» Stated exercise: Check every line below for the word "casarse" and copy each one that has it.

» Source data:
◆ ◆ ◆

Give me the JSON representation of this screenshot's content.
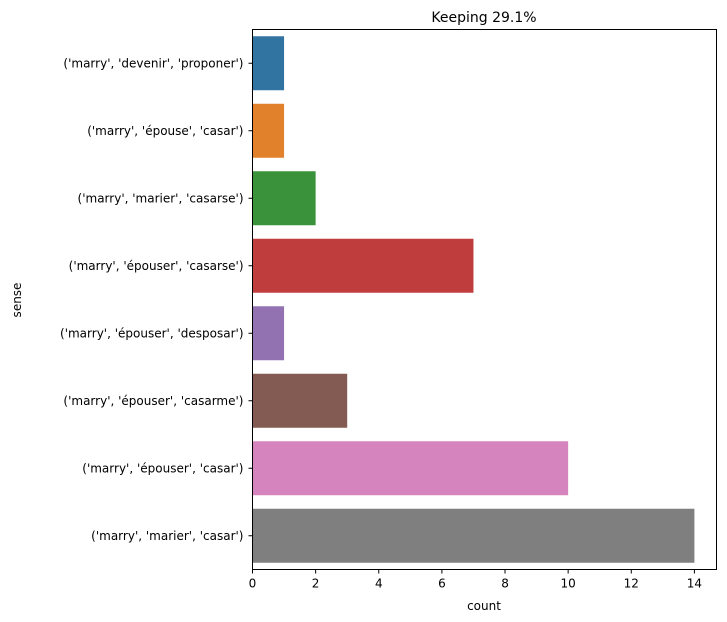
{
  "chart_data": {
    "type": "bar",
    "orientation": "horizontal",
    "title": "Keeping 29.1%",
    "xlabel": "count",
    "ylabel": "sense",
    "xlim": [
      0,
      14.7
    ],
    "xticks": [
      0,
      2,
      4,
      6,
      8,
      10,
      12,
      14
    ],
    "grid": false,
    "legend": "none",
    "categories": [
      "('marry', 'devenir', 'proponer')",
      "('marry', 'épouse', 'casar')",
      "('marry', 'marier', 'casarse')",
      "('marry', 'épouser', 'casarse')",
      "('marry', 'épouser', 'desposar')",
      "('marry', 'épouser', 'casarme')",
      "('marry', 'épouser', 'casar')",
      "('marry', 'marier', 'casar')"
    ],
    "values": [
      1,
      1,
      2,
      7,
      1,
      3,
      10,
      14
    ],
    "colors": [
      "#3274a1",
      "#e1812c",
      "#3a923a",
      "#c03d3e",
      "#9372b2",
      "#845b53",
      "#d684bd",
      "#7f7f7f"
    ]
  }
}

◆ ◆ ◆

» Answer below:
      "('marry', 'marier', 'casarse')",
      "('marry', 'épouser', 'casarse')",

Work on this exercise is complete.